__Given information__.
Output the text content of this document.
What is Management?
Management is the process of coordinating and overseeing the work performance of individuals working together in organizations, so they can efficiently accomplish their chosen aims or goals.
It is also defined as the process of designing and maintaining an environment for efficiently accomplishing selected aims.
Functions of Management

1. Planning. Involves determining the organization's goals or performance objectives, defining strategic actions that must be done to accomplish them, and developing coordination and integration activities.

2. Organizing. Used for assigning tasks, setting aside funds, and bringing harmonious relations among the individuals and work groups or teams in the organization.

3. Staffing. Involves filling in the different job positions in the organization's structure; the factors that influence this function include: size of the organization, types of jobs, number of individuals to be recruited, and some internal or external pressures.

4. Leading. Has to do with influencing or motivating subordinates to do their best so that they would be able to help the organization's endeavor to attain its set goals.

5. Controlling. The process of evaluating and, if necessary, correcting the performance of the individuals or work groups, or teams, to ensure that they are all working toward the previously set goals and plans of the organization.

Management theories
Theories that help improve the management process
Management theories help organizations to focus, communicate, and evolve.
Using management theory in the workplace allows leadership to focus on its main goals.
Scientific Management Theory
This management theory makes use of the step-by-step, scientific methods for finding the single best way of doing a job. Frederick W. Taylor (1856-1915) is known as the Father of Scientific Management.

__Do this__. Copy out the whole listing exactly; please set it all down.

__Finished answer__.
Output the text content of this document.
What is Management?
Management is the process of coordinating and overseeing the work performance of individuals working together in organizations, so they can efficiently accomplish their chosen aims or goals.
It is also defined as the process of designing and maintaining an environment for efficiently accomplishing selected aims.
Functions of Management

1. Planning. Involves determining the organization's goals or performance objectives, defining strategic actions that must be done to accomplish them, and developing coordination and integration activities.

2. Organizing. Used for assigning tasks, setting aside funds, and bringing harmonious relations among the individuals and work groups or teams in the organization.

3. Staffing. Involves filling in the different job positions in the organization's structure; the factors that influence this function include: size of the organization, types of jobs, number of individuals to be recruited, and some internal or external pressures.

4. Leading. Has to do with influencing or motivating subordinates to do their best so that they would be able to help the organization's endeavor to attain its set goals.

5. Controlling. The process of evaluating and, if necessary, correcting the performance of the individuals or work groups, or teams, to ensure that they are all working toward the previously set goals and plans of the organization.

Management theories
Theories that help improve the management process
Management theories help organizations to focus, communicate, and evolve.
Using management theory in the workplace allows leadership to focus on its main goals.
Scientific Management Theory
This management theory makes use of the step-by-step, scientific methods for finding the single best way of doing a job. Frederick W. Taylor (1856-1915) is known as the Father of Scientific Management.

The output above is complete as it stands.